[Data shown]
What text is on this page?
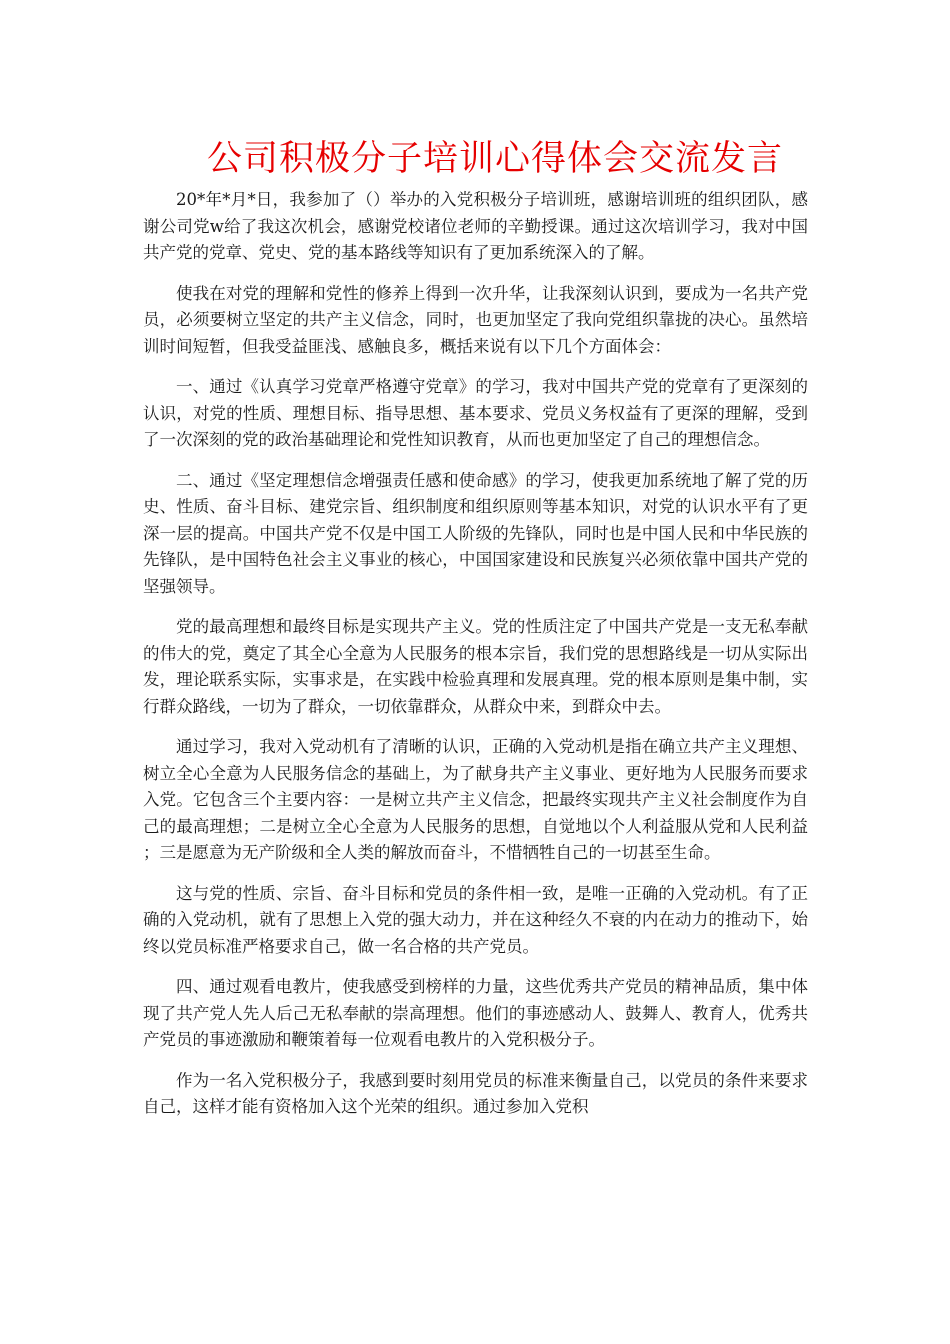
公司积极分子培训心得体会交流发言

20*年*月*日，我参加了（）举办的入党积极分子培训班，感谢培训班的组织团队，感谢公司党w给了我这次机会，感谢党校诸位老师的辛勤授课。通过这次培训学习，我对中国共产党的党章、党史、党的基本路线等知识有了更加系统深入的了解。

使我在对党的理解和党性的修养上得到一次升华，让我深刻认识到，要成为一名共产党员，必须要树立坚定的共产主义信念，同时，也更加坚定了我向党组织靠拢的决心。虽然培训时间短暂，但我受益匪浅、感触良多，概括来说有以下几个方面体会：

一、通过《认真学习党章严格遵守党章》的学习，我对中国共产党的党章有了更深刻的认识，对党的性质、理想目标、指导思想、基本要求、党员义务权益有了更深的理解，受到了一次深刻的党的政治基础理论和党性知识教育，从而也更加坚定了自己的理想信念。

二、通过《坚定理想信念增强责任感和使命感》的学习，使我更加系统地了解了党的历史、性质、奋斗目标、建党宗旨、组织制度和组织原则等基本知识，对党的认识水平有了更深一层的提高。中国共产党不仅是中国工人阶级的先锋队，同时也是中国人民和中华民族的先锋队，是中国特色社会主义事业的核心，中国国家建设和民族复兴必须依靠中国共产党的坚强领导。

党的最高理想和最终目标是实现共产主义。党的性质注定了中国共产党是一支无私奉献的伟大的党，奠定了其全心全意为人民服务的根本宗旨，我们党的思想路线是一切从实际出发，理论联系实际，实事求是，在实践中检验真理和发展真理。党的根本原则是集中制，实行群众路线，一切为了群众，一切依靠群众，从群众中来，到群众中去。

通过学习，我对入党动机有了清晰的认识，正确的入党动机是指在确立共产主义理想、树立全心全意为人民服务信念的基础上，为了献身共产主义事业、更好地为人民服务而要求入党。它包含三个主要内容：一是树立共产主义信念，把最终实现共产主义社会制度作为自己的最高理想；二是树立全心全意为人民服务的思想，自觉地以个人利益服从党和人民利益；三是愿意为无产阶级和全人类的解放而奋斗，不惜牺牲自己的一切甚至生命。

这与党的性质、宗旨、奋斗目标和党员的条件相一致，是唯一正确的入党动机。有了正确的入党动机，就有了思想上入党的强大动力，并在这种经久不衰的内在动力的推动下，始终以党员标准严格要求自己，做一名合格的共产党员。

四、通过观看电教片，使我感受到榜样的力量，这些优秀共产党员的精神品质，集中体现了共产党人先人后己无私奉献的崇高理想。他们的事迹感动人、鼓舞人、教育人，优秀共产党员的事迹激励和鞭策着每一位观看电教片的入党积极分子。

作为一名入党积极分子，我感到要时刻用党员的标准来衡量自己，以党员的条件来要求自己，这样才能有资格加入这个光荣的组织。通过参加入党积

--

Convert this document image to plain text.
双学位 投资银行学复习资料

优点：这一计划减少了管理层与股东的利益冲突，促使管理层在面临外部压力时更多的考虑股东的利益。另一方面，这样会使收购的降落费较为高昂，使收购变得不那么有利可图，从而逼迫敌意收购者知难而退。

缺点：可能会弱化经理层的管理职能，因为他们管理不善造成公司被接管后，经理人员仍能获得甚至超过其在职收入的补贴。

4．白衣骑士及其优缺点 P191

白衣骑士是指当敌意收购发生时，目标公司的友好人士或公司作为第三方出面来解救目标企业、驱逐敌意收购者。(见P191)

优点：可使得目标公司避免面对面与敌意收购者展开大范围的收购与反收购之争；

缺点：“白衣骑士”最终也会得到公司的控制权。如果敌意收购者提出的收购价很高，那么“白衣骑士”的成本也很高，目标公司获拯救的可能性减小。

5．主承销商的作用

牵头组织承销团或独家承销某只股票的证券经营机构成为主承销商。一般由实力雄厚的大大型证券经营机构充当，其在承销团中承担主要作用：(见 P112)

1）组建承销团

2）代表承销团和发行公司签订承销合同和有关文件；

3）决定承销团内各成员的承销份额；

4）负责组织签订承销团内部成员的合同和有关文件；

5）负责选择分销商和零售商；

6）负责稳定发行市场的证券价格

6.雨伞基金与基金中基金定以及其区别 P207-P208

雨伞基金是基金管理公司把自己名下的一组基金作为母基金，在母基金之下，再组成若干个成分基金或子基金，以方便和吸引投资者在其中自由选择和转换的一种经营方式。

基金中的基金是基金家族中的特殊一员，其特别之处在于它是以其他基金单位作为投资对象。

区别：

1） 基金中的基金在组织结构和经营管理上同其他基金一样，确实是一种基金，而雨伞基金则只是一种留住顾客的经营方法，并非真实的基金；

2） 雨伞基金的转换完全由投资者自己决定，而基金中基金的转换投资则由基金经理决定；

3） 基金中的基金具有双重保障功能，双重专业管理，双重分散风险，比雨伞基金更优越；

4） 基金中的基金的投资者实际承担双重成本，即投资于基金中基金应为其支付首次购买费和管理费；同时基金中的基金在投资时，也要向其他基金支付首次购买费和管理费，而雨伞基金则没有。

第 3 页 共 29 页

[Description of the task] Report how many lines hold the string "this", giving the number and nothing else.

[Final answer] 2